_Task data_
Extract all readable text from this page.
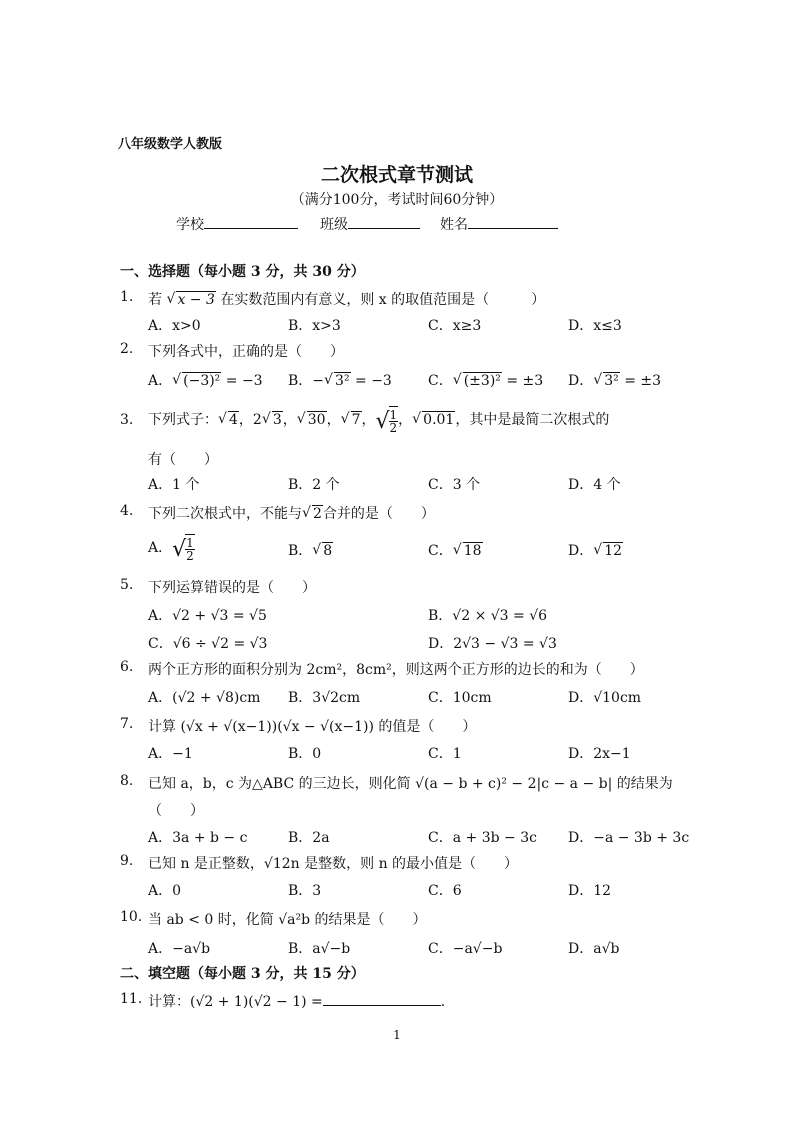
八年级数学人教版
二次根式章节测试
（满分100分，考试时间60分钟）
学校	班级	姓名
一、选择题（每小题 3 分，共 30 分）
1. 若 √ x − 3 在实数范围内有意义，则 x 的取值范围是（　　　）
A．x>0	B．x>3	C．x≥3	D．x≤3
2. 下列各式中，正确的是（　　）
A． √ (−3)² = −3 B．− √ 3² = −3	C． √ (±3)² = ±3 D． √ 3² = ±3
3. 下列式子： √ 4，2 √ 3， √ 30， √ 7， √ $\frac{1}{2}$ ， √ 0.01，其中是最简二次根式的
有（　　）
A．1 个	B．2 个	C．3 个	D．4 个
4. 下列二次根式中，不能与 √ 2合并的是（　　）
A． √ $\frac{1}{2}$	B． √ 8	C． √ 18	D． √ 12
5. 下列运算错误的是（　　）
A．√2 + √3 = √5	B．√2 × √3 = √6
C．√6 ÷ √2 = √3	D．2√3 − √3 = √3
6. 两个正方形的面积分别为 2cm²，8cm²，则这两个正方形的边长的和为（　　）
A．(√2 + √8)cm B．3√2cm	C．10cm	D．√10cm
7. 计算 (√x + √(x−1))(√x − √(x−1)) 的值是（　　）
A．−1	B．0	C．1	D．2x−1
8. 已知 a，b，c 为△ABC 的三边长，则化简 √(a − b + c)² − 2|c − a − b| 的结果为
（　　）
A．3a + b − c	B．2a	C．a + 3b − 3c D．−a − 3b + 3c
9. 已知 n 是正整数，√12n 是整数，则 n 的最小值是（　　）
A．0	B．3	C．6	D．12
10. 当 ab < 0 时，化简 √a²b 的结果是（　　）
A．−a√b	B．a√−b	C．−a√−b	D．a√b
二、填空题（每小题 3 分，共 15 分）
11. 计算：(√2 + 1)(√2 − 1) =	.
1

---

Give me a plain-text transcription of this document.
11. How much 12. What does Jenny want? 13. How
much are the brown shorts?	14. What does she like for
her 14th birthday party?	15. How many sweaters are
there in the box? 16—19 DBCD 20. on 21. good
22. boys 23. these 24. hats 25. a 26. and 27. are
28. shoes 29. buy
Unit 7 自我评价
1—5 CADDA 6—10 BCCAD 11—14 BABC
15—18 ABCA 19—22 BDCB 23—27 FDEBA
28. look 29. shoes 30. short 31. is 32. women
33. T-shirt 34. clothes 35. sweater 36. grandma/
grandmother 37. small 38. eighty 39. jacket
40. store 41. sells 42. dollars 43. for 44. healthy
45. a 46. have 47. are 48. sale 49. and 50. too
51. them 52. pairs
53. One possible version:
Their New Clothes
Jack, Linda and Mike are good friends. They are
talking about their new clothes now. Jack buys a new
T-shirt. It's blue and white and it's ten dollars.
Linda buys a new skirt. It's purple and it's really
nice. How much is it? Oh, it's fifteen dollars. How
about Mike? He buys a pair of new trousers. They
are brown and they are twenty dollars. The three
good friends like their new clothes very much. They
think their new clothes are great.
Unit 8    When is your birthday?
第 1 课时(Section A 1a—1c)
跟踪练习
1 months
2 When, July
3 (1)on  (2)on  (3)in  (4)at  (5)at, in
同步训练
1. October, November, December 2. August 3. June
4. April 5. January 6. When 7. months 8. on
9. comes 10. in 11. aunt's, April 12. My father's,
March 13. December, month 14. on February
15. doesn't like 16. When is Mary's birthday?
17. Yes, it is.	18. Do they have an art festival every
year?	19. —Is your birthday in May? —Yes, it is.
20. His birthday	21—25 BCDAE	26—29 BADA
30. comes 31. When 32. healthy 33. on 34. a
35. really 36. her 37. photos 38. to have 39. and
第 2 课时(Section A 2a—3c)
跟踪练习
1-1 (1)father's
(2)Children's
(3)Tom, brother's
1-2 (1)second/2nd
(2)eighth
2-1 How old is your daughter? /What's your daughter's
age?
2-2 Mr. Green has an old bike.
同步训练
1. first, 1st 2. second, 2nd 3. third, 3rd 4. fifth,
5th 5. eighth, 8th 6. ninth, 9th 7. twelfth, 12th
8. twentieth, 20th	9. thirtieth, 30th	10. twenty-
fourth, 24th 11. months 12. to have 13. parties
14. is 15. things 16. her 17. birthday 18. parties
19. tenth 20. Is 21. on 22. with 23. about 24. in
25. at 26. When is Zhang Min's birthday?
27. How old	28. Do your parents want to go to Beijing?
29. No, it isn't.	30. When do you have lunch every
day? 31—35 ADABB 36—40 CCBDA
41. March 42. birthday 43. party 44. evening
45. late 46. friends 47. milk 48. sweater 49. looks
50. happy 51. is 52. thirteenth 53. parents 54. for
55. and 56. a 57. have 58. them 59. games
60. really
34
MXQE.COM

_The problem_
Each line with the string "dollars" in it needs to be found and copied.

_Result_
40. store 41. sells 42. dollars 43. for 44. healthy
T-shirt. It's blue and white and it's ten dollars.
nice. How much is it? Oh, it's fifteen dollars. How
are brown and they are twenty dollars. The three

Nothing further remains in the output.